- **Records to use**
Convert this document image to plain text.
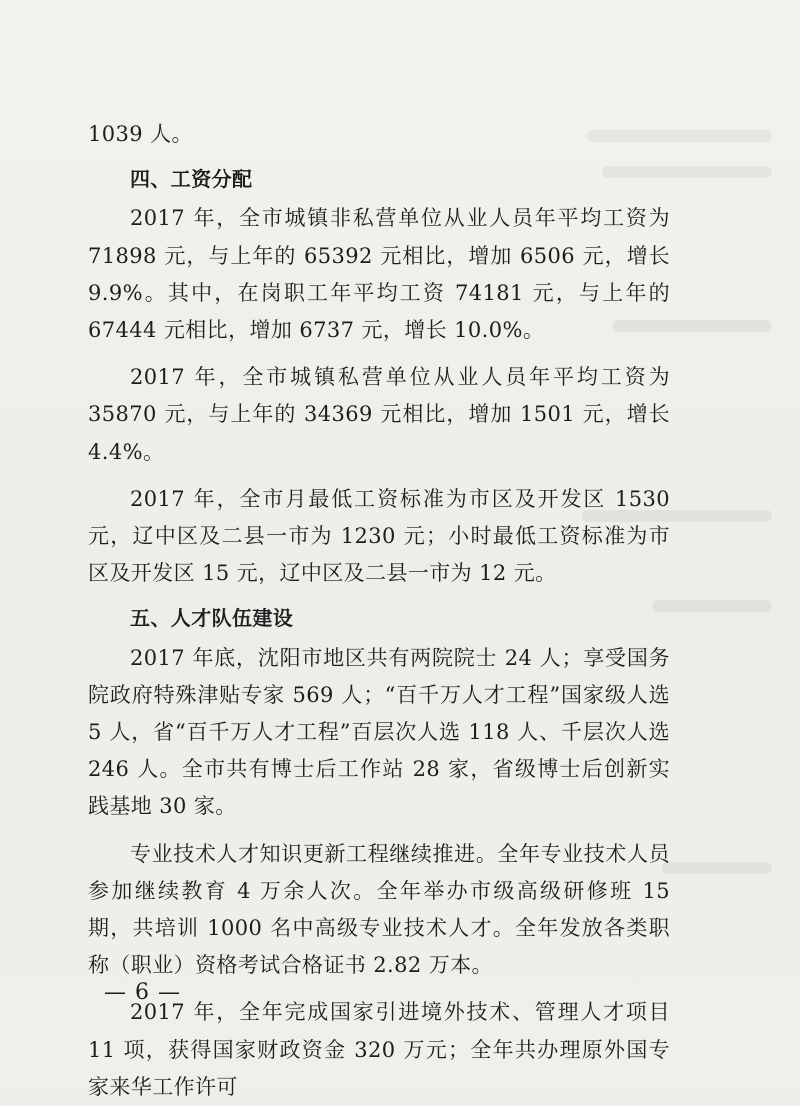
1039 人。

四、工资分配

2017 年，全市城镇非私营单位从业人员年平均工资为 71898 元，与上年的 65392 元相比，增加 6506 元，增长 9.9%。其中，在岗职工年平均工资 74181 元，与上年的 67444 元相比，增加 6737 元，增长 10.0%。

2017 年，全市城镇私营单位从业人员年平均工资为 35870 元，与上年的 34369 元相比，增加 1501 元，增长 4.4%。

2017 年，全市月最低工资标准为市区及开发区 1530 元，辽中区及二县一市为 1230 元；小时最低工资标准为市区及开发区 15 元，辽中区及二县一市为 12 元。

五、人才队伍建设

2017 年底，沈阳市地区共有两院院士 24 人；享受国务院政府特殊津贴专家 569 人；“百千万人才工程”国家级人选 5 人，省“百千万人才工程”百层次人选 118 人、千层次人选 246 人。全市共有博士后工作站 28 家，省级博士后创新实践基地 30 家。

专业技术人才知识更新工程继续推进。全年专业技术人员参加继续教育 4 万余人次。全年举办市级高级研修班 15 期，共培训 1000 名中高级专业技术人才。全年发放各类职称（职业）资格考试合格证书 2.82 万本。

2017 年，全年完成国家引进境外技术、管理人才项目 11 项，获得国家财政资金 320 万元；全年共办理原外国专家来华工作许可

— 6 —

- **Description of the task**
Give every line above again exactly, with no pictures.

- **Final result**
Convert this document image to plain text.
1039 人。

四、工资分配

2017 年，全市城镇非私营单位从业人员年平均工资为 71898 元，与上年的 65392 元相比，增加 6506 元，增长 9.9%。其中，在岗职工年平均工资 74181 元，与上年的 67444 元相比，增加 6737 元，增长 10.0%。

2017 年，全市城镇私营单位从业人员年平均工资为 35870 元，与上年的 34369 元相比，增加 1501 元，增长 4.4%。

2017 年，全市月最低工资标准为市区及开发区 1530 元，辽中区及二县一市为 1230 元；小时最低工资标准为市区及开发区 15 元，辽中区及二县一市为 12 元。

五、人才队伍建设

2017 年底，沈阳市地区共有两院院士 24 人；享受国务院政府特殊津贴专家 569 人；“百千万人才工程”国家级人选 5 人，省“百千万人才工程”百层次人选 118 人、千层次人选 246 人。全市共有博士后工作站 28 家，省级博士后创新实践基地 30 家。

专业技术人才知识更新工程继续推进。全年专业技术人员参加继续教育 4 万余人次。全年举办市级高级研修班 15 期，共培训 1000 名中高级专业技术人才。全年发放各类职称（职业）资格考试合格证书 2.82 万本。

2017 年，全年完成国家引进境外技术、管理人才项目 11 项，获得国家财政资金 320 万元；全年共办理原外国专家来华工作许可

— 6 —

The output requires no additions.